TASK GOAL:
Scan the material and copy every line in which "icon" appears.

[Dataset listings of figures]
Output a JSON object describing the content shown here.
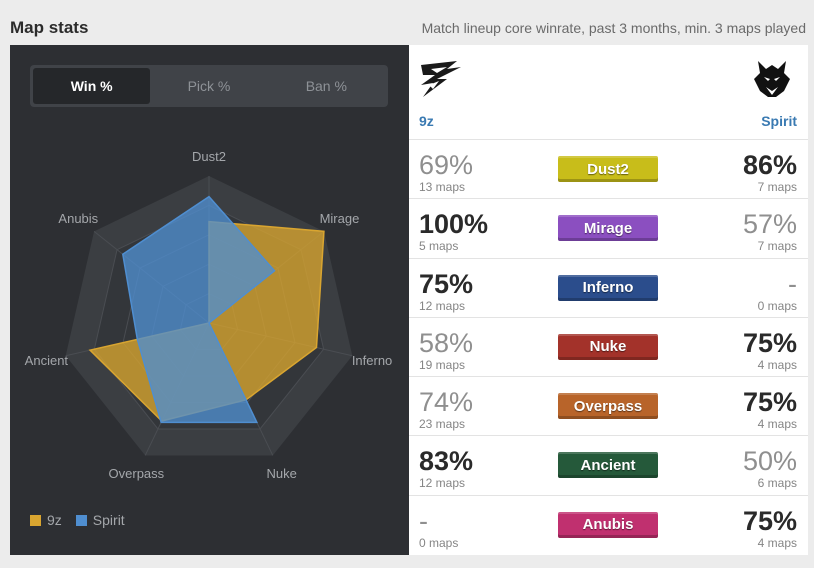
{
  "header": {
    "title": "Map stats",
    "subtitle": "Match lineup core winrate, past 3 months, min. 3 maps played"
  },
  "tabs": [
    {
      "label": "Win %",
      "active": true
    },
    {
      "label": "Pick %",
      "active": false
    },
    {
      "label": "Ban %",
      "active": false
    }
  ],
  "chart_data": {
    "type": "radar",
    "axes": [
      "Dust2",
      "Mirage",
      "Inferno",
      "Nuke",
      "Overpass",
      "Ancient",
      "Anubis"
    ],
    "range": [
      0,
      100
    ],
    "series": [
      {
        "name": "9z",
        "color": "#d9a530",
        "values": [
          69,
          100,
          75,
          58,
          74,
          83,
          0
        ]
      },
      {
        "name": "Spirit",
        "color": "#4f8ed0",
        "values": [
          86,
          57,
          0,
          75,
          75,
          50,
          75
        ]
      }
    ],
    "legend_position": "bottom-left"
  },
  "legend": [
    {
      "label": "9z",
      "color": "#d9a530"
    },
    {
      "label": "Spirit",
      "color": "#4f8ed0"
    }
  ],
  "teams": {
    "left": {
      "name": "9z",
      "logo_icon": "9z-logo-icon"
    },
    "right": {
      "name": "Spirit",
      "logo_icon": "spirit-dragon-logo-icon"
    }
  },
  "maps": [
    {
      "name": "Dust2",
      "color": "#c8bd1a",
      "left": {
        "pct": "69%",
        "maps": "13 maps",
        "bold": false
      },
      "right": {
        "pct": "86%",
        "maps": "7 maps",
        "bold": true
      }
    },
    {
      "name": "Mirage",
      "color": "#8b4fc0",
      "left": {
        "pct": "100%",
        "maps": "5 maps",
        "bold": true
      },
      "right": {
        "pct": "57%",
        "maps": "7 maps",
        "bold": false
      }
    },
    {
      "name": "Inferno",
      "color": "#2b4d8c",
      "left": {
        "pct": "75%",
        "maps": "12 maps",
        "bold": true
      },
      "right": {
        "pct": "-",
        "maps": "0 maps",
        "bold": false
      }
    },
    {
      "name": "Nuke",
      "color": "#a3322a",
      "left": {
        "pct": "58%",
        "maps": "19 maps",
        "bold": false
      },
      "right": {
        "pct": "75%",
        "maps": "4 maps",
        "bold": true
      }
    },
    {
      "name": "Overpass",
      "color": "#b8642a",
      "left": {
        "pct": "74%",
        "maps": "23 maps",
        "bold": false
      },
      "right": {
        "pct": "75%",
        "maps": "4 maps",
        "bold": true
      }
    },
    {
      "name": "Ancient",
      "color": "#25593a",
      "left": {
        "pct": "83%",
        "maps": "12 maps",
        "bold": true
      },
      "right": {
        "pct": "50%",
        "maps": "6 maps",
        "bold": false
      }
    },
    {
      "name": "Anubis",
      "color": "#c0306f",
      "left": {
        "pct": "-",
        "maps": "0 maps",
        "bold": false
      },
      "right": {
        "pct": "75%",
        "maps": "4 maps",
        "bold": true
      }
    }
  ]
}
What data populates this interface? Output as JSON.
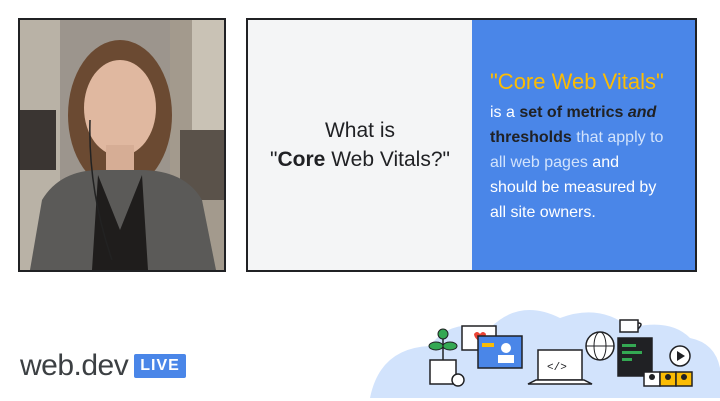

EXPECTED ANSWER:
      "logo_icon": "9z-logo-icon"
      "logo_icon": "spirit-dragon-logo-icon"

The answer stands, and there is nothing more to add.